▶ Supplied records
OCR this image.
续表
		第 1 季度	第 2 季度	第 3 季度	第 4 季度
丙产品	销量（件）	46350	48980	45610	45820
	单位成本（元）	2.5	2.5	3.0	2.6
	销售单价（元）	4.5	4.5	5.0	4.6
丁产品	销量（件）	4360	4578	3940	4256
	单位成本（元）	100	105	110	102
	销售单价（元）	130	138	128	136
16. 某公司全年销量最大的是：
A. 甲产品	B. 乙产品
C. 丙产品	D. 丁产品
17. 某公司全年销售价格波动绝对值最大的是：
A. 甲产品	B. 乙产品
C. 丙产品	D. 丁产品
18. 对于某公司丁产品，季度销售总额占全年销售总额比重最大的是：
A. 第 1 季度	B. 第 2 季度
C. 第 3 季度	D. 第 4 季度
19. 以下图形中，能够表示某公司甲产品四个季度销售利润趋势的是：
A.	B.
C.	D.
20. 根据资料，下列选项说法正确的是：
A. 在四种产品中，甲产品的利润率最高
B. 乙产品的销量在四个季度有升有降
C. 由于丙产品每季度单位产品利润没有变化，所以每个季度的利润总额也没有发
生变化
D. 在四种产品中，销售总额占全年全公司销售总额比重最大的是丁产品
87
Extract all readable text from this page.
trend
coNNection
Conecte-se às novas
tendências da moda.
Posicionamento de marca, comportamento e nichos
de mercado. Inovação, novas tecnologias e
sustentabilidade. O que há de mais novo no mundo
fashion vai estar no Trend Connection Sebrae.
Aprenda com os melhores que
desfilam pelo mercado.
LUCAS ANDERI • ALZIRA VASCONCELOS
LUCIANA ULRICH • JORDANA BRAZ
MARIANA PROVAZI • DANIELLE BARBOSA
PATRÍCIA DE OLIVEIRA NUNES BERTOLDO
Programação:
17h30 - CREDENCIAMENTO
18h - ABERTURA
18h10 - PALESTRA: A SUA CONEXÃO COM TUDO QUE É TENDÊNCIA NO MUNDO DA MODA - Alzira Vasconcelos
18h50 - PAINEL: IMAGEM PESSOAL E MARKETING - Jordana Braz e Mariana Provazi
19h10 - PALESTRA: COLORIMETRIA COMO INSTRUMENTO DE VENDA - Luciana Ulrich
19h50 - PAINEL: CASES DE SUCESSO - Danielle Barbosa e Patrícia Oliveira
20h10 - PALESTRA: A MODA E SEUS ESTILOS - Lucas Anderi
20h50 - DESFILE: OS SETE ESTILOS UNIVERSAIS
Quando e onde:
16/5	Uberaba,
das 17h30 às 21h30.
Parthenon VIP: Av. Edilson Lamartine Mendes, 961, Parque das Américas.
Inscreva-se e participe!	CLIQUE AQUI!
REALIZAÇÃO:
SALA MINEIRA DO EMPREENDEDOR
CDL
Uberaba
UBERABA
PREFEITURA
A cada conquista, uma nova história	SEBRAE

▶ Given task
Quote the material exactly, leaving nothing out.

▶ Written response
OCR this image.
续表
		第 1 季度	第 2 季度	第 3 季度	第 4 季度
丙产品	销量（件）	46350	48980	45610	45820
	单位成本（元）	2.5	2.5	3.0	2.6
	销售单价（元）	4.5	4.5	5.0	4.6
丁产品	销量（件）	4360	4578	3940	4256
	单位成本（元）	100	105	110	102
	销售单价（元）	130	138	128	136
16. 某公司全年销量最大的是：
A. 甲产品	B. 乙产品
C. 丙产品	D. 丁产品
17. 某公司全年销售价格波动绝对值最大的是：
A. 甲产品	B. 乙产品
C. 丙产品	D. 丁产品
18. 对于某公司丁产品，季度销售总额占全年销售总额比重最大的是：
A. 第 1 季度	B. 第 2 季度
C. 第 3 季度	D. 第 4 季度
19. 以下图形中，能够表示某公司甲产品四个季度销售利润趋势的是：
A.	B.
C.	D.
20. 根据资料，下列选项说法正确的是：
A. 在四种产品中，甲产品的利润率最高
B. 乙产品的销量在四个季度有升有降
C. 由于丙产品每季度单位产品利润没有变化，所以每个季度的利润总额也没有发
生变化
D. 在四种产品中，销售总额占全年全公司销售总额比重最大的是丁产品
87
Extract all readable text from this page.
trend
coNNection
Conecte-se às novas
tendências da moda.
Posicionamento de marca, comportamento e nichos
de mercado. Inovação, novas tecnologias e
sustentabilidade. O que há de mais novo no mundo
fashion vai estar no Trend Connection Sebrae.
Aprenda com os melhores que
desfilam pelo mercado.
LUCAS ANDERI • ALZIRA VASCONCELOS
LUCIANA ULRICH • JORDANA BRAZ
MARIANA PROVAZI • DANIELLE BARBOSA
PATRÍCIA DE OLIVEIRA NUNES BERTOLDO
Programação:
17h30 - CREDENCIAMENTO
18h - ABERTURA
18h10 - PALESTRA: A SUA CONEXÃO COM TUDO QUE É TENDÊNCIA NO MUNDO DA MODA - Alzira Vasconcelos
18h50 - PAINEL: IMAGEM PESSOAL E MARKETING - Jordana Braz e Mariana Provazi
19h10 - PALESTRA: COLORIMETRIA COMO INSTRUMENTO DE VENDA - Luciana Ulrich
19h50 - PAINEL: CASES DE SUCESSO - Danielle Barbosa e Patrícia Oliveira
20h10 - PALESTRA: A MODA E SEUS ESTILOS - Lucas Anderi
20h50 - DESFILE: OS SETE ESTILOS UNIVERSAIS
Quando e onde:
16/5	Uberaba,
das 17h30 às 21h30.
Parthenon VIP: Av. Edilson Lamartine Mendes, 961, Parque das Américas.
Inscreva-se e participe!	CLIQUE AQUI!
REALIZAÇÃO:
SALA MINEIRA DO EMPREENDEDOR
CDL
Uberaba
UBERABA
PREFEITURA
A cada conquista, uma nova história	SEBRAE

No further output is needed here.